● 任务说明:
- A) 根据组合总和题解，回答以下问题：
(i) 题目示例给出的候选集合和目标值分别是什么？
(ii) “測試用例”部分列出的第三个用例是什么？
(iii) “思路”部分写了什么？
- B) 判断下列说法是否符合组合总和题解，每项回答“是”或“否”，并引用原文中起决定作用的语句：
(i) 同一个候选数可以被不限次数地重复选用。
(ii) 题目允许目标值为负数。
(iii) 作者自己的 Java 代码在开始递归之前先对候选数组进行排序。
- C) 请写出组合总和题解在最后一行之后的后续内容。

-------- 原文节选 --------

Leetcode 39. Combination Sum

題目

Given a set of candidate numbers (C) (without duplicates) and a target number (T), find all unique combinations in C where the candidate numbers sums to T.

The same repeated number may be chosen from C unlimited number of times.

Note:
All numbers (including target) will be positive integers.
The solution set must not contain duplicate combinations.
For example, given candidate set [2, 3, 6, 7] and target 7,
A solution set is:

[
  [7],
  [2, 2, 3]
]

思路

從第一個往前遞歸計算

測試用例

[] 3
[2] 3
[1,2,3,4,5] 8
[2] 0

代碼

package leetcodeArray;

import java.util.ArrayList;
import java.util.Arrays;
import java.util.LinkedList;
import java.util.List;

public class Leetcode39CombinationSum {
    public List<List<Integer>> combinationSum(int[] candidates, int target) {
        Arrays.sort(candidates);
        List<List<Integer>> result = new ArrayList<List<Integer>>();
        List<Integer> cur = new LinkedList<Integer>();;
        combination(candidates, target, result, cur, 0);
        return result;
    }

    private void combination(int[] candidate, int target, List<List<Integer>> result, List<Integer> cur, int start){
        if(target == 0){
            result.add(new LinkedList<Integer>(cur));
            return;
        }

        for(int i = start; i < candidate.length && candidate[i] <= target;i++){
            cur.add(candidate[i]);
            combination(candidate, target - candidate[i], result, cur, i);
            cur.remove(cur.size() - 1);
        }

    }
}

結果

他山之玉

public class Solution {
    public List<List<Integer>> combinationSum(int[] candidates, int target) {
        Arrays.sort(candidates);
        List<List<Integer>> result = new ArrayList<>();
        dfs(result, new LinkedList<Integer>(), candidates, target);
        return result;
    }
    private void dfs(List<List<Integer>> result, LinkedList<Integer> list, int[] arr, int target) {
        if (target == 0) {
            result.add(new LinkedList<Integer>(list));
            return;
        }
        for (int i = arr.length - 1; i >= 0; i--) {
            if (arr[i] <= target) {
                list.addFirst(arr[i]);
                dfs(result, list, Arrays.copyOfRange(arr, 0, i + 1), target - arr[i]);
                list.removeFirst();
            }
        }
    }
}

class Solution {
public:
    std::vector<std::vector<int> > combinationSum(std::vector<int> &candidates, int target) {
        std::sort(candidates.begin(), candidates.end());
        std::vector<std::vector<int> > res;
        std::vector<int> combination;
        combinationSum(candidates, target, res, combination, 0);
        return res;
    }
private:
    void combinationSum(std::vector<int> &candidates, int target, std::vector<std::vector<int> > &res, std::vector<int> &combination, int begin) {
        if (!target) {
            res.push_back(combination);
            return;
        }
        for (int i = begin; i != candidates.size() && target >= candidates[i]; ++i) {
            combination.push_back(candidates[i]);
            combinationSum(candidates, target - candidates[i], res, combination, i);
            combination.pop_back();
        }
    }
};

def combinationSum(self, candidates, target):
    res = []
    candidates.sort()

-------- 所给条目 --------

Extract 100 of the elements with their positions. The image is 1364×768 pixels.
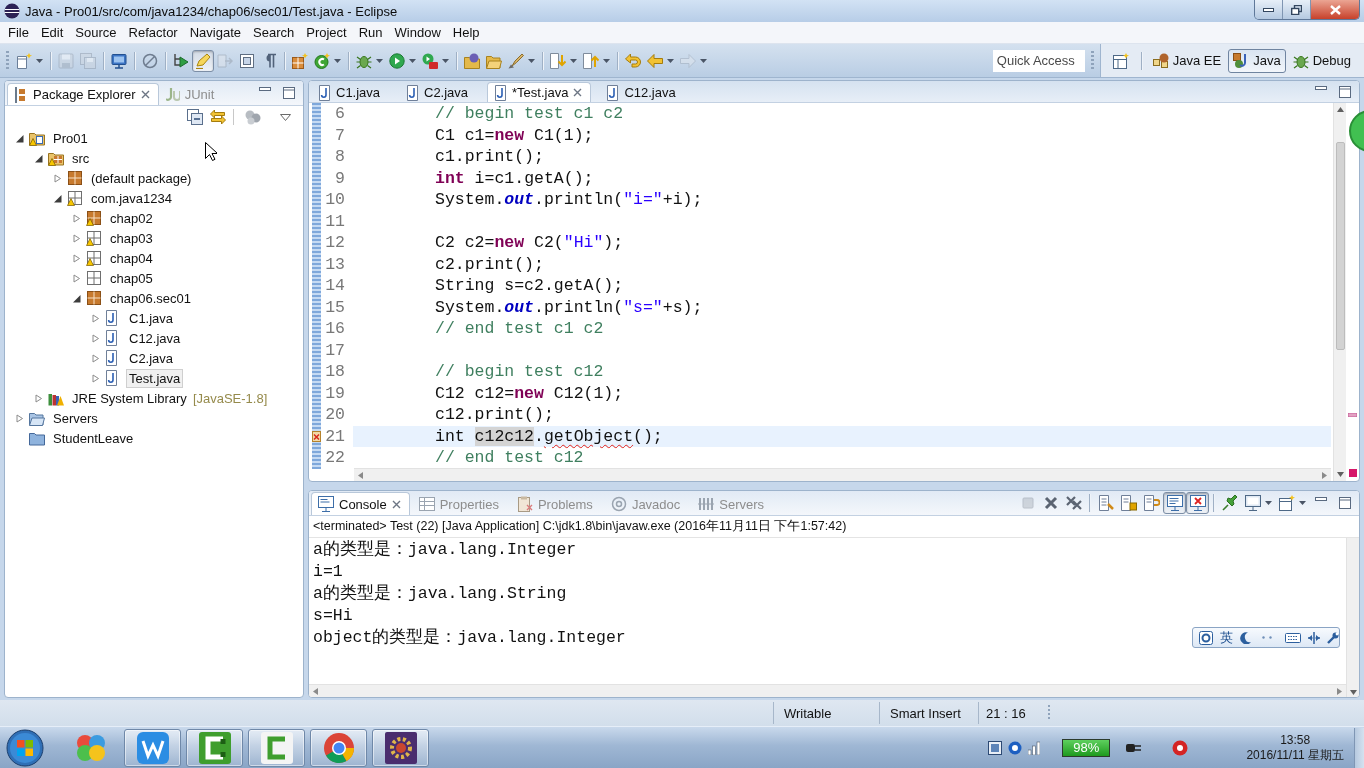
tree-item[interactable]: StudentLeave bbox=[50, 428, 137, 448]
scroll-thumb[interactable] bbox=[1335, 142, 1345, 350]
menu-item[interactable]: Source bbox=[69, 23, 123, 42]
perspective-button[interactable]: Java bbox=[1228, 48, 1286, 73]
toolbar-button[interactable] bbox=[1163, 492, 1186, 514]
menu-item[interactable]: Project bbox=[300, 23, 353, 42]
menu-item[interactable]: Run bbox=[352, 23, 389, 42]
close-icon[interactable] bbox=[391, 499, 401, 509]
caret-icon[interactable] bbox=[36, 58, 43, 63]
circle-widget-icon[interactable] bbox=[1348, 110, 1364, 152]
tree-item[interactable]: chap05 bbox=[107, 268, 156, 288]
menu-item[interactable]: Window bbox=[388, 23, 447, 42]
menu-item[interactable]: Refactor bbox=[122, 23, 184, 42]
split-arrows-icon[interactable] bbox=[1308, 631, 1320, 644]
tree-item[interactable]: com.java1234 bbox=[88, 188, 175, 208]
tree-item[interactable]: chap04 bbox=[107, 248, 156, 268]
tree-item[interactable]: C12.java bbox=[126, 328, 184, 348]
minimize-icon[interactable] bbox=[1315, 85, 1327, 90]
maximize-icon[interactable] bbox=[1339, 497, 1351, 509]
window-tile-icon[interactable] bbox=[988, 740, 1003, 755]
close-icon[interactable] bbox=[573, 88, 583, 97]
menu-item[interactable]: Help bbox=[446, 23, 486, 42]
collapse-icon[interactable] bbox=[187, 109, 203, 125]
error-summary-icon[interactable] bbox=[1348, 469, 1357, 477]
drag-handle[interactable] bbox=[6, 50, 9, 71]
taskbar-button[interactable] bbox=[372, 728, 429, 767]
window-plus-icon[interactable] bbox=[1112, 52, 1129, 69]
drag-handle[interactable] bbox=[1048, 705, 1050, 721]
blob-icon[interactable] bbox=[245, 109, 261, 125]
tree-item[interactable]: Test.java bbox=[126, 368, 184, 388]
triangle-icon[interactable] bbox=[53, 193, 62, 203]
perspective-button[interactable]: Debug bbox=[1287, 48, 1356, 73]
toolbar-button[interactable] bbox=[1186, 492, 1209, 514]
caret-icon[interactable] bbox=[603, 58, 610, 63]
caret-icon[interactable] bbox=[528, 58, 535, 63]
restore-button[interactable] bbox=[1283, 0, 1311, 19]
tray-badge-icon[interactable] bbox=[1172, 739, 1189, 756]
input-mode-toggle[interactable]: 英 bbox=[1220, 631, 1233, 644]
dots-icon[interactable] bbox=[1262, 636, 1272, 639]
tree-item[interactable]: src bbox=[69, 148, 93, 168]
editor-tab[interactable]: *Test.java bbox=[487, 82, 592, 102]
close-icon[interactable] bbox=[140, 90, 150, 99]
tree-item[interactable]: JRE System Library bbox=[69, 388, 190, 408]
tree-item[interactable]: Servers bbox=[50, 408, 101, 428]
signal-icon[interactable] bbox=[1028, 740, 1041, 755]
caret-icon[interactable] bbox=[409, 58, 416, 63]
minimize-button[interactable] bbox=[1255, 0, 1283, 19]
tree-item[interactable]: chap06.sec01 bbox=[107, 288, 194, 308]
caret-icon[interactable] bbox=[667, 58, 674, 63]
triangle-icon[interactable] bbox=[34, 153, 43, 163]
view-tab[interactable]: Package Explorer bbox=[7, 83, 159, 105]
ring-tile-icon[interactable] bbox=[1199, 630, 1213, 645]
info-circle-icon[interactable] bbox=[1008, 740, 1023, 755]
close-button[interactable] bbox=[1311, 0, 1359, 19]
editor-tab[interactable]: C1.java bbox=[311, 82, 391, 102]
tree-item[interactable]: C2.java bbox=[126, 348, 177, 368]
menu-item[interactable]: Navigate bbox=[183, 23, 247, 42]
view-menu-icon[interactable] bbox=[280, 113, 291, 121]
maximize-icon[interactable] bbox=[1339, 85, 1351, 98]
caret-icon[interactable] bbox=[442, 58, 449, 63]
quick-access-field[interactable]: Quick Access bbox=[992, 49, 1085, 72]
swap-arrows-icon[interactable] bbox=[210, 109, 226, 125]
horizontal-scrollbar[interactable] bbox=[309, 684, 1346, 697]
editor-tab[interactable]: C2.java bbox=[399, 82, 479, 102]
triangle-icon[interactable] bbox=[15, 133, 24, 143]
taskbar-button[interactable] bbox=[186, 728, 243, 767]
triangle-icon[interactable] bbox=[72, 293, 81, 303]
maximize-icon[interactable] bbox=[283, 87, 295, 99]
start-orb-icon[interactable] bbox=[6, 728, 44, 767]
plug-icon[interactable] bbox=[1126, 741, 1143, 754]
tree-item[interactable]: chap03 bbox=[107, 228, 156, 248]
vertical-scrollbar[interactable] bbox=[1333, 103, 1346, 481]
wrench-icon[interactable] bbox=[1327, 631, 1339, 644]
caret-icon[interactable] bbox=[376, 58, 383, 63]
perspective-button[interactable]: Java EE bbox=[1147, 48, 1227, 73]
caret-icon[interactable] bbox=[334, 58, 341, 63]
tree-item[interactable]: C1.java bbox=[126, 308, 177, 328]
tree-item[interactable]: chap02 bbox=[107, 208, 156, 228]
clock-time[interactable]: 13:58 bbox=[1280, 732, 1311, 748]
minimize-icon[interactable] bbox=[259, 87, 271, 91]
gear-tile-icon bbox=[384, 731, 417, 764]
caret-icon[interactable] bbox=[1299, 501, 1306, 505]
horizontal-scrollbar[interactable] bbox=[354, 468, 1331, 481]
view-tab[interactable]: Console bbox=[311, 492, 410, 515]
drag-handle[interactable] bbox=[1090, 50, 1094, 71]
caret-icon[interactable] bbox=[570, 58, 577, 63]
editor-tab[interactable]: C12.java bbox=[599, 82, 685, 102]
code-line: C2 c2=new C2("Hi"); bbox=[435, 233, 624, 252]
menu-item[interactable]: Search bbox=[247, 23, 301, 42]
menu-item[interactable]: File bbox=[2, 23, 35, 42]
caret-icon[interactable] bbox=[1265, 501, 1272, 505]
tree-item[interactable]: (default package) bbox=[88, 168, 195, 188]
menu-item[interactable]: Edit bbox=[34, 23, 70, 42]
keyboard-icon[interactable] bbox=[1285, 632, 1301, 643]
toolbar-button[interactable] bbox=[192, 49, 214, 72]
minimize-icon[interactable] bbox=[1315, 497, 1327, 501]
clock-date[interactable]: 2016/11/11 星期五 bbox=[1246, 747, 1344, 763]
vertical-scrollbar[interactable] bbox=[1346, 538, 1359, 697]
moon-icon[interactable] bbox=[1240, 631, 1251, 644]
tree-item[interactable]: Pro01 bbox=[50, 128, 91, 148]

--------

● 依次作答:
- A)
(i) 候选集合为 [2, 3, 6, 7]，目标值为 7。
(ii) [1,2,3,4,5] 8
(iii) 從第一個往前遞歸計算

- B)
(i) 是。“The same repeated number may be chosen from C unlimited number of times.”
(ii) 否。“All numbers (including target) will be positive integers.”
(iii) 是。“Arrays.sort(candidates);”

- C)
    self.dfs(candidates, target, 0, [], res)
    return res

def dfs(self, nums, target, index, path, res):
    if target < 0:
        return  # backtracking
    if target == 0:
        res.append(path)
        return 
    for i in xrange(index, len(nums)):
        self.dfs(nums, target-nums[i], i, path+[nums[i]], res)